• [Direction A] Rewrite the part of the passage on The Satanic Verses starting at "In 1988, Indian-born" and ending at "heresy remains unresolved.", with "confused" replaced by "puzzled".

• [Source]
In 1988, Indian-born
British author Salman Rushdie publishing his bombshell novel The
Satanic Verses. The response to
the allegedly blasphemous book was swift, loud, and hostile. People
in western countries, while defending Rushdie’s right to freedom of
speech, were mostly quite confused by the extreme reaction it
provoked overseas. While the protests and debates have largely died
down, the conflict over the right to free speech vs. condemnation for
heresy remains unresolved.
The Satanic
Verses is a satirical novel
written in the magical
realism style, a method that
places ordinary people in
surrealistic events and settings.
The plot revolved around an Indian Bollywood movie star, Gibreel
Farishta, who makes it big in
London and insists on becoming British. The conflict between his
Western and Eastern
identities is symbolized by his mental breakdown and descent into
schizophrenic delusion in which he, often humorously, believes
himself to literally be the archangel Gibreel. In several sequences
in the book, the man Gibreel Farishta has vivid dreams, while
sleeping, about being sent by Allah to communicate his
wishes to Mahound, an umistakable representation of Mohammad, the
prophet of Islam.
Some
details of the story were deemed offensive to Muslims. There are
several characters who speak
out against Mahound, declaring him to be a fraud and a charlatan. It
has often been pointed out that these characters were not portrayed
as heroes in Rushdie’s depiction; they were parts of subplots that
exemplified the opponents of Islam during Mohammad’s life and they
did not represent Rushdie’s personal views on Islam. Another
problematic subplot involves
an Indian cult leader who takes
her followers on a suicide mission to drown themselves in the sea in
order to reach paradise; the cult leader’s name was Ayeesha, the
name of Mohammad’s wife who he married when she was at the age of
four. The most controversial
detail involves
twelve prostitutes in Arabia, each one taking a name of one of the
prophet’s wives. It must be noted that these prostitutes were not
actually portrayed as Mohammad’s wives but merely as whores who
tried to capitalize off his popularity during his
lifetime.

• [Excerpted records]
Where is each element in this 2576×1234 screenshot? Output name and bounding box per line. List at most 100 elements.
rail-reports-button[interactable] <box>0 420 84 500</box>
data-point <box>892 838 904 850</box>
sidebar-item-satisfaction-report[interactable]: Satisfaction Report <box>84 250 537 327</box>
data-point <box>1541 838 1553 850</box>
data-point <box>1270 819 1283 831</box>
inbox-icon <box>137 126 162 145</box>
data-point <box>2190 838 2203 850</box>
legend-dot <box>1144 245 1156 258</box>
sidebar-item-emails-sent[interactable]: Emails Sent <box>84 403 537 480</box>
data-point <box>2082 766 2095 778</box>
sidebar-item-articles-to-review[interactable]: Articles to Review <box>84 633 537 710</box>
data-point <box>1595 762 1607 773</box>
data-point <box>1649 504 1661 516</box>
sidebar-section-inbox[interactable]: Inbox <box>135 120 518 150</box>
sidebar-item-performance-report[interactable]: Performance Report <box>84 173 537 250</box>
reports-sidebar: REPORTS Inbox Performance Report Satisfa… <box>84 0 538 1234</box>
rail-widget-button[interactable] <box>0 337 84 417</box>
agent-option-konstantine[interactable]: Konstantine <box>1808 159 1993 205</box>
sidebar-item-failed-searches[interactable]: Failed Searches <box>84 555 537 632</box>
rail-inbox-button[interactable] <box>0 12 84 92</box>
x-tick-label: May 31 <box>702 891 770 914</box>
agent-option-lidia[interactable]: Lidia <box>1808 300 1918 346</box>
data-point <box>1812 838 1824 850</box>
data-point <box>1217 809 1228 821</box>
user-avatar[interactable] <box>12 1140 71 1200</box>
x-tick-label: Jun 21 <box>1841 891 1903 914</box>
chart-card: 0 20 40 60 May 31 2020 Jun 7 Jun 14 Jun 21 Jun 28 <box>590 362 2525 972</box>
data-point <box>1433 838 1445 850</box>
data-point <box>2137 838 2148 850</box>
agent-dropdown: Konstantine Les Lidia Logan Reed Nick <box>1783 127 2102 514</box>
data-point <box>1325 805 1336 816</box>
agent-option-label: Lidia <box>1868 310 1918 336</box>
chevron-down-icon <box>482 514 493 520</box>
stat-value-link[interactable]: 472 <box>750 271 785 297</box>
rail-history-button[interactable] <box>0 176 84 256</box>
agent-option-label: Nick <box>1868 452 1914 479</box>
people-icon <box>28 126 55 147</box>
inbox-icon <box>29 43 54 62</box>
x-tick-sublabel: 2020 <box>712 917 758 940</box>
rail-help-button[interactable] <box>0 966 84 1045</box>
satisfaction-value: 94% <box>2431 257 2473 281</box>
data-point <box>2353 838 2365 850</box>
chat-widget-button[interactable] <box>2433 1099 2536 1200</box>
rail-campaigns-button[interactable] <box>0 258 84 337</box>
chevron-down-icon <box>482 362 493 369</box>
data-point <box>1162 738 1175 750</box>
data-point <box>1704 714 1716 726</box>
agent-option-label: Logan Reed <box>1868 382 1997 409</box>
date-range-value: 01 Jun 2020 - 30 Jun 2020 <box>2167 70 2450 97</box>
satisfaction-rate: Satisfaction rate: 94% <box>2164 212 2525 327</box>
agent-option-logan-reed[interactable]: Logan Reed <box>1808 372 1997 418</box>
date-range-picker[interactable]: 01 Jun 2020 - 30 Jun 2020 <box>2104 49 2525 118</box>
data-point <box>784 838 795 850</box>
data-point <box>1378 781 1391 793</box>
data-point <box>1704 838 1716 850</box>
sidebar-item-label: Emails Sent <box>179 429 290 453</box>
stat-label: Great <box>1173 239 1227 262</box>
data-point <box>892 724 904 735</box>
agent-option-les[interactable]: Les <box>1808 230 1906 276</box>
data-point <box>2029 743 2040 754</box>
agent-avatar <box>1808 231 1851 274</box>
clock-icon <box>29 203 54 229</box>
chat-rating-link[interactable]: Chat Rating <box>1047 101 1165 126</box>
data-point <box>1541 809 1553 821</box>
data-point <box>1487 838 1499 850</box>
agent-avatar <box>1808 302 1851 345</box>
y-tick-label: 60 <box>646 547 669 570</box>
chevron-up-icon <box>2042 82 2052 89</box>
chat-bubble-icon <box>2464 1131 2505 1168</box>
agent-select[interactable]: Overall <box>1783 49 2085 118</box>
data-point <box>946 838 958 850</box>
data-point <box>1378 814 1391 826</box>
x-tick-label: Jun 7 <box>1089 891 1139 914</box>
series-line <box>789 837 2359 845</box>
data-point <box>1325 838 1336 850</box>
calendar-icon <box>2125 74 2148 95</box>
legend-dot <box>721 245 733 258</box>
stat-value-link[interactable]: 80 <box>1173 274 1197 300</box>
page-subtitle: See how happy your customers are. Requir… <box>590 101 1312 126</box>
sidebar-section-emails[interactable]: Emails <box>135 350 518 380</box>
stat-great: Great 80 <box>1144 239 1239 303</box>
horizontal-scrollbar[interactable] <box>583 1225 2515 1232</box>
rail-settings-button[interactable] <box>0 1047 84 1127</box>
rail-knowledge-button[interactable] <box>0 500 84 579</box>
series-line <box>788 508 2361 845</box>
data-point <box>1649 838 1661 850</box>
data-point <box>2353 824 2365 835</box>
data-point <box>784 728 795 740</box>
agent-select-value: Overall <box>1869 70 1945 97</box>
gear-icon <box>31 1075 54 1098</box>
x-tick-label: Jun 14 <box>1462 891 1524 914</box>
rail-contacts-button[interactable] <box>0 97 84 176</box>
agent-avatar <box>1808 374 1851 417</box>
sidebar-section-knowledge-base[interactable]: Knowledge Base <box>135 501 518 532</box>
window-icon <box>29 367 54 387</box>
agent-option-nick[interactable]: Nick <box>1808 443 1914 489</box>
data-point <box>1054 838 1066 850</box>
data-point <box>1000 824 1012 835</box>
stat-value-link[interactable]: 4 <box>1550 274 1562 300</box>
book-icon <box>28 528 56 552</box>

• [Direction B] Please copy the entries word for word, starting at their first line and ending at the line that contains "data-point <box>1541 838 1553 850</box>", with both of those lines included.

• [Worked solution A]
In 1988, Indian-born
British author Salman Rushdie publishing his bombshell novel The
Satanic Verses. The response to
the allegedly blasphemous book was swift, loud, and hostile. People
in western countries, while defending Rushdie’s right to freedom of
speech, were mostly quite puzzled by the extreme reaction it
provoked overseas. While the protests and debates have largely died
down, the conflict over the right to free speech vs. condemnation for
heresy remains unresolved.

• [Worked solution B]
Where is each element in this 2576×1234 screenshot? Output name and bounding box per line. List at most 100 elements.
rail-reports-button[interactable] <box>0 420 84 500</box>
data-point <box>892 838 904 850</box>
sidebar-item-satisfaction-report[interactable]: Satisfaction Report <box>84 250 537 327</box>
data-point <box>1541 838 1553 850</box>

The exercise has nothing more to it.